Short problem
Leave every picture out and write out the records below exactly.

Available records
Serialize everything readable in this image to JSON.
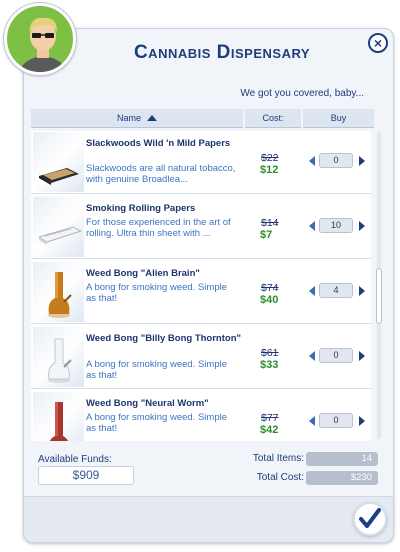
{
  "window": {
    "title": "Cannabis Dispensary",
    "subtitle": "We got you covered, baby..."
  },
  "columns": {
    "name": "Name",
    "cost": "Cost:",
    "buy": "Buy"
  },
  "items": [
    {
      "name": "Slackwoods Wild 'n Mild Papers",
      "description": "Slackwoods are all natural tobacco, with genuine Broadlea...",
      "old_price": "$22",
      "new_price": "$12",
      "quantity": "0",
      "icon": "rolling-papers-box-icon"
    },
    {
      "name": "Smoking Rolling Papers",
      "description": "For those experienced in the art of rolling. Ultra thin sheet with ...",
      "old_price": "$14",
      "new_price": "$7",
      "quantity": "10",
      "icon": "rolling-papers-pack-icon"
    },
    {
      "name": "Weed Bong \"Alien Brain\"",
      "description": "A bong for smoking weed. Simple as that!",
      "old_price": "$74",
      "new_price": "$40",
      "quantity": "4",
      "icon": "amber-bong-icon"
    },
    {
      "name": "Weed Bong \"Billy Bong Thornton\"",
      "description": "A bong for smoking weed. Simple as that!",
      "old_price": "$61",
      "new_price": "$33",
      "quantity": "0",
      "icon": "white-bong-icon"
    },
    {
      "name": "Weed Bong \"Neural Worm\"",
      "description": "A bong for smoking weed. Simple as that!",
      "old_price": "$77",
      "new_price": "$42",
      "quantity": "0",
      "icon": "red-bong-icon"
    }
  ],
  "footer": {
    "funds_label": "Available Funds:",
    "funds_value": "$909",
    "total_items_label": "Total Items:",
    "total_items_value": "14",
    "total_cost_label": "Total Cost:",
    "total_cost_value": "$230"
  },
  "colors": {
    "accent": "#1e3d7c",
    "link_blue": "#3e74c4",
    "sale_green": "#2f8c2f",
    "avatar_bg": "#7ec044"
  }
}
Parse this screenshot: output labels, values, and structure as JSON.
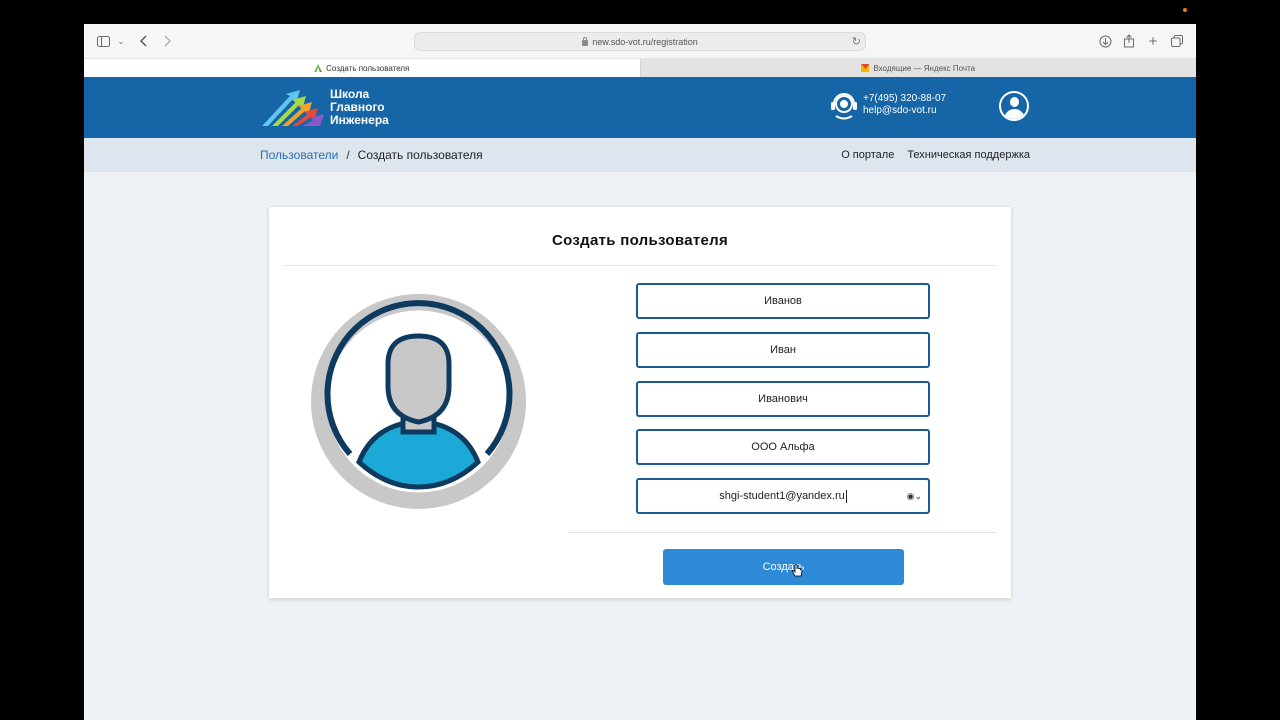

Solution for this task
Serialize everything readable in this image to JSON.
{
  "window": {
    "title": "Cannabis Dispensary",
    "subtitle": "We got you covered, baby..."
  },
  "columns": {
    "name": "Name",
    "cost": "Cost:",
    "buy": "Buy"
  },
  "items": [
    {
      "name": "Slackwoods Wild 'n Mild Papers",
      "description": "Slackwoods are all natural tobacco, with genuine Broadlea...",
      "old_price": "$22",
      "new_price": "$12",
      "quantity": "0",
      "icon": "rolling-papers-box-icon"
    },
    {
      "name": "Smoking Rolling Papers",
      "description": "For those experienced in the art of rolling. Ultra thin sheet with ...",
      "old_price": "$14",
      "new_price": "$7",
      "quantity": "10",
      "icon": "rolling-papers-pack-icon"
    },
    {
      "name": "Weed Bong \"Alien Brain\"",
      "description": "A bong for smoking weed. Simple as that!",
      "old_price": "$74",
      "new_price": "$40",
      "quantity": "4",
      "icon": "amber-bong-icon"
    },
    {
      "name": "Weed Bong \"Billy Bong Thornton\"",
      "description": "A bong for smoking weed. Simple as that!",
      "old_price": "$61",
      "new_price": "$33",
      "quantity": "0",
      "icon": "white-bong-icon"
    },
    {
      "name": "Weed Bong \"Neural Worm\"",
      "description": "A bong for smoking weed. Simple as that!",
      "old_price": "$77",
      "new_price": "$42",
      "quantity": "0",
      "icon": "red-bong-icon"
    }
  ],
  "footer": {
    "funds_label": "Available Funds:",
    "funds_value": "$909",
    "total_items_label": "Total Items:",
    "total_items_value": "14",
    "total_cost_label": "Total Cost:",
    "total_cost_value": "$230"
  },
  "colors": {
    "accent": "#1e3d7c",
    "link_blue": "#3e74c4",
    "sale_green": "#2f8c2f",
    "avatar_bg": "#7ec044"
  }
}
Parse this screenshot: output labels, values, and structure as JSON.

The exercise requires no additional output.